Exclude images, then output the remaining data verbatim.

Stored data
_ _ _ _ _ _ _

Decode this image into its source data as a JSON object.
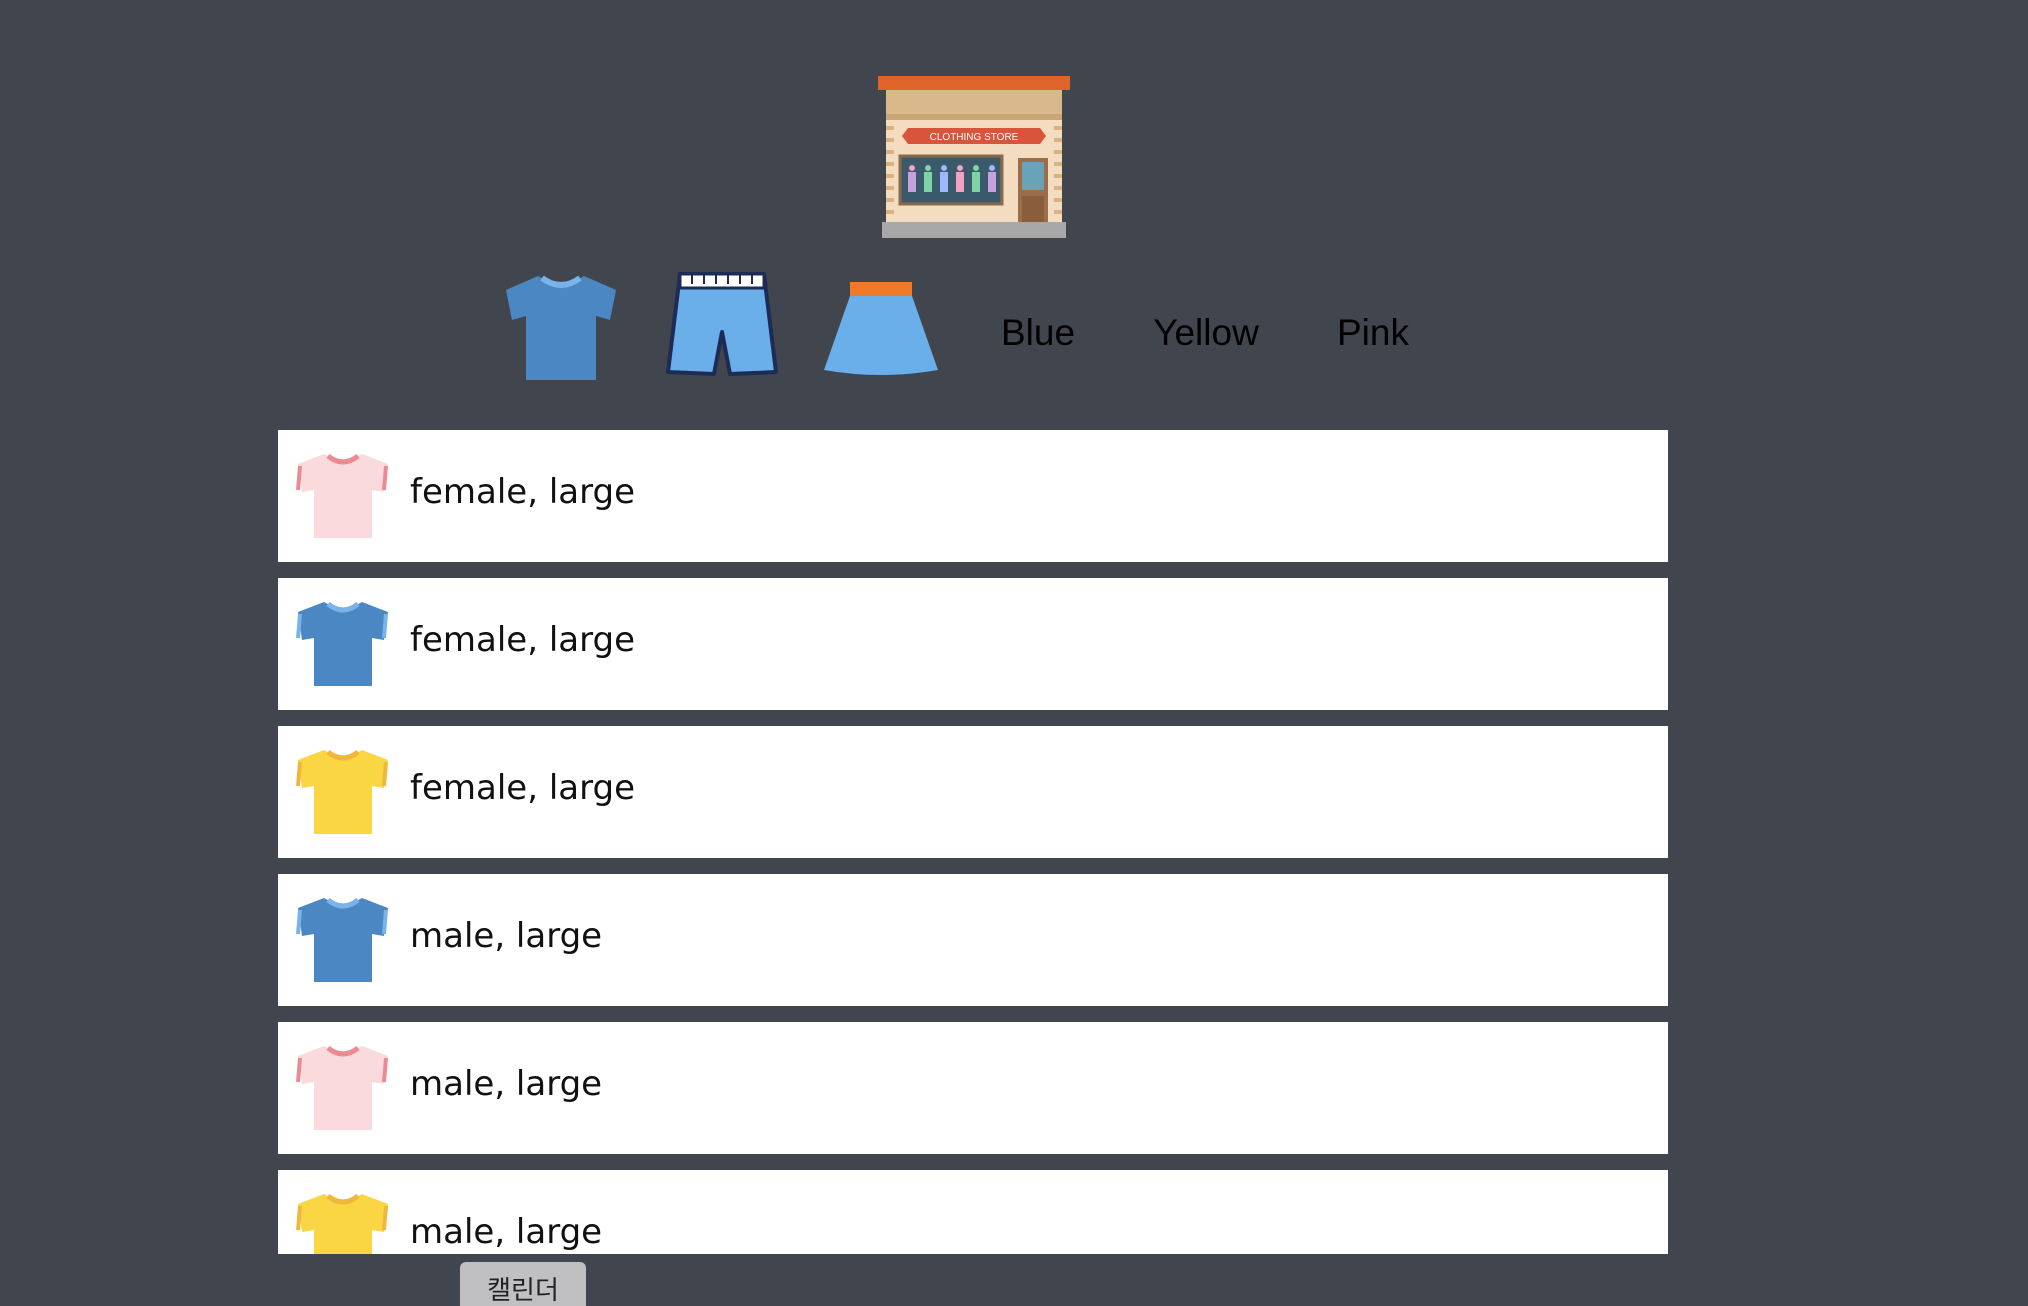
{
  "store_logo": {
    "icon": "clothing-store-icon",
    "sign_text": "CLOTHING STORE"
  },
  "filters": {
    "type_icons": [
      {
        "name": "tshirt-filter",
        "icon": "tshirt-icon",
        "color": "#4b87c2"
      },
      {
        "name": "pants-filter",
        "icon": "pants-icon",
        "color": "#6aaeea"
      },
      {
        "name": "skirt-filter",
        "icon": "skirt-icon",
        "color": "#6aaeea"
      }
    ],
    "colors": [
      {
        "label": "Blue",
        "color": "#4b87c2"
      },
      {
        "label": "Yellow",
        "color": "#f2c14e"
      },
      {
        "label": "Pink",
        "color": "#ee8888"
      }
    ]
  },
  "items": [
    {
      "text": "female, large",
      "shirt_color": "pink"
    },
    {
      "text": "female, large",
      "shirt_color": "blue"
    },
    {
      "text": "female, large",
      "shirt_color": "yellow"
    },
    {
      "text": "male, large",
      "shirt_color": "blue"
    },
    {
      "text": "male, large",
      "shirt_color": "pink"
    },
    {
      "text": "male, large",
      "shirt_color": "yellow"
    }
  ],
  "shirt_colors": {
    "pink": {
      "body": "#fadadd",
      "trim": "#ec8a8f"
    },
    "blue": {
      "body": "#4b87c2",
      "trim": "#79b3ea"
    },
    "yellow": {
      "body": "#fad645",
      "trim": "#f0b73a"
    }
  },
  "calendar_button": {
    "label": "캘린더"
  }
}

_ _ _ _ _ _ _

__Result of the task__:
Decode this image into its source data as a JSON object.
{
  "store_logo": {
    "icon": "clothing-store-icon",
    "sign_text": "CLOTHING STORE"
  },
  "filters": {
    "type_icons": [
      {
        "name": "tshirt-filter",
        "icon": "tshirt-icon",
        "color": "#4b87c2"
      },
      {
        "name": "pants-filter",
        "icon": "pants-icon",
        "color": "#6aaeea"
      },
      {
        "name": "skirt-filter",
        "icon": "skirt-icon",
        "color": "#6aaeea"
      }
    ],
    "colors": [
      {
        "label": "Blue",
        "color": "#4b87c2"
      },
      {
        "label": "Yellow",
        "color": "#f2c14e"
      },
      {
        "label": "Pink",
        "color": "#ee8888"
      }
    ]
  },
  "items": [
    {
      "text": "female, large",
      "shirt_color": "pink"
    },
    {
      "text": "female, large",
      "shirt_color": "blue"
    },
    {
      "text": "female, large",
      "shirt_color": "yellow"
    },
    {
      "text": "male, large",
      "shirt_color": "blue"
    },
    {
      "text": "male, large",
      "shirt_color": "pink"
    },
    {
      "text": "male, large",
      "shirt_color": "yellow"
    }
  ],
  "shirt_colors": {
    "pink": {
      "body": "#fadadd",
      "trim": "#ec8a8f"
    },
    "blue": {
      "body": "#4b87c2",
      "trim": "#79b3ea"
    },
    "yellow": {
      "body": "#fad645",
      "trim": "#f0b73a"
    }
  },
  "calendar_button": {
    "label": "캘린더"
  }
}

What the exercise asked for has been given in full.